_DIRECTIVE_
Write out each line word for word. Drop pictures.

(Dataset records)
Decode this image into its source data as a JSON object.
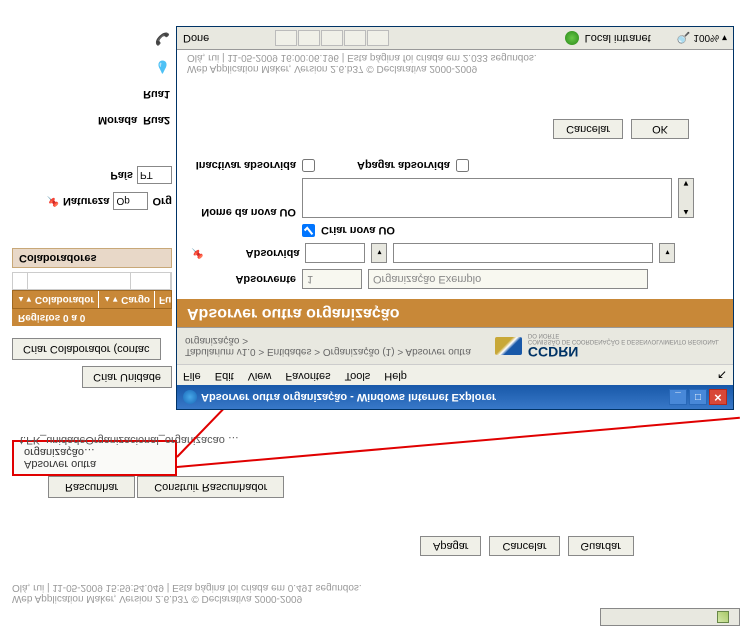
{
  "status_line": "Web Application Maker, Version 2.6.b37 © Declarativa 2000-2009",
  "status_detail": "Olá, rui | 11-05-2009 15:59:54.049 | Esta página foi criada em 0.491 segundos.",
  "top_buttons": {
    "apagar": "Apagar",
    "cancelar": "Cancelar",
    "guardar": "Guardar"
  },
  "tabs": {
    "rascunhar": "Rascunhar",
    "construir": "Construir Rascunhador"
  },
  "red_link": "Absorver outra organização…",
  "fk_link": "t.FK_unidadeOrganizacional_organizacao …",
  "left": {
    "criar_unidade": "Criar Unidade",
    "criar_colab": "Criar Colaborador (contac",
    "registos": "Registos 0 a 0",
    "col_colaborador": "Colaborador",
    "col_cargo": "Cargo",
    "col_fu": "Fu",
    "colaboradores": "Colaboradores"
  },
  "form_left": {
    "natureza": "Natureza",
    "natureza_val": "Op",
    "org": "Org",
    "pais": "País",
    "pais_val": "PT",
    "rua2": "Rua2",
    "morada": "Morada",
    "rua1": "Rua1"
  },
  "popup": {
    "title": "Absorver outra organização - Windows Internet Explorer",
    "menu": {
      "file": "File",
      "edit": "Edit",
      "view": "View",
      "favorites": "Favorites",
      "tools": "Tools",
      "help": "Help"
    },
    "breadcrumb": "Tabularium v1.0 > Entidades > Organização (1) > Absorver outra organização >",
    "logo": "CCDRN",
    "logo_sub": "COMISSÃO DE COORDENAÇÃO E DESENVOLVIMENTO REGIONAL DO NORTE",
    "heading": "Absorver outra organização",
    "labels": {
      "absorvente": "Absorvente",
      "absorvida": "Absorvida",
      "criar_nova": "Criar nova UO",
      "nome_nova": "Nome da nova UO",
      "inactivar": "Inactivar absorvida",
      "apagar": "Apagar absorvida"
    },
    "absorvente_id": "1",
    "absorvente_nome": "Organização Exemplo",
    "buttons": {
      "cancelar": "Cancelar",
      "ok": "OK"
    },
    "footer1": "Web Application Maker, Version 2.6.b37 © Declarativa 2000-2009",
    "footer2": "Olá, rui | 11-05-2009 16:00:06.196 | Esta página foi criada em 2.033 segundos.",
    "status": {
      "done": "Done",
      "intranet": "Local intranet",
      "zoom": "100%"
    }
  }
}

_SOLUTION FOR THIS PROBLEM_
Decode this image into its source data as a JSON object.
{
  "status_line": "Web Application Maker, Version 2.6.b37 © Declarativa 2000-2009",
  "status_detail": "Olá, rui | 11-05-2009 15:59:54.049 | Esta página foi criada em 0.491 segundos.",
  "top_buttons": {
    "apagar": "Apagar",
    "cancelar": "Cancelar",
    "guardar": "Guardar"
  },
  "tabs": {
    "rascunhar": "Rascunhar",
    "construir": "Construir Rascunhador"
  },
  "red_link": "Absorver outra organização…",
  "fk_link": "t.FK_unidadeOrganizacional_organizacao …",
  "left": {
    "criar_unidade": "Criar Unidade",
    "criar_colab": "Criar Colaborador (contac",
    "registos": "Registos 0 a 0",
    "col_colaborador": "Colaborador",
    "col_cargo": "Cargo",
    "col_fu": "Fu",
    "colaboradores": "Colaboradores"
  },
  "form_left": {
    "natureza": "Natureza",
    "natureza_val": "Op",
    "org": "Org",
    "pais": "País",
    "pais_val": "PT",
    "rua2": "Rua2",
    "morada": "Morada",
    "rua1": "Rua1"
  },
  "popup": {
    "title": "Absorver outra organização - Windows Internet Explorer",
    "menu": {
      "file": "File",
      "edit": "Edit",
      "view": "View",
      "favorites": "Favorites",
      "tools": "Tools",
      "help": "Help"
    },
    "breadcrumb": "Tabularium v1.0 > Entidades > Organização (1) > Absorver outra organização >",
    "logo": "CCDRN",
    "logo_sub": "COMISSÃO DE COORDENAÇÃO E DESENVOLVIMENTO REGIONAL DO NORTE",
    "heading": "Absorver outra organização",
    "labels": {
      "absorvente": "Absorvente",
      "absorvida": "Absorvida",
      "criar_nova": "Criar nova UO",
      "nome_nova": "Nome da nova UO",
      "inactivar": "Inactivar absorvida",
      "apagar": "Apagar absorvida"
    },
    "absorvente_id": "1",
    "absorvente_nome": "Organização Exemplo",
    "buttons": {
      "cancelar": "Cancelar",
      "ok": "OK"
    },
    "footer1": "Web Application Maker, Version 2.6.b37 © Declarativa 2000-2009",
    "footer2": "Olá, rui | 11-05-2009 16:00:06.196 | Esta página foi criada em 2.033 segundos.",
    "status": {
      "done": "Done",
      "intranet": "Local intranet",
      "zoom": "100%"
    }
  }
}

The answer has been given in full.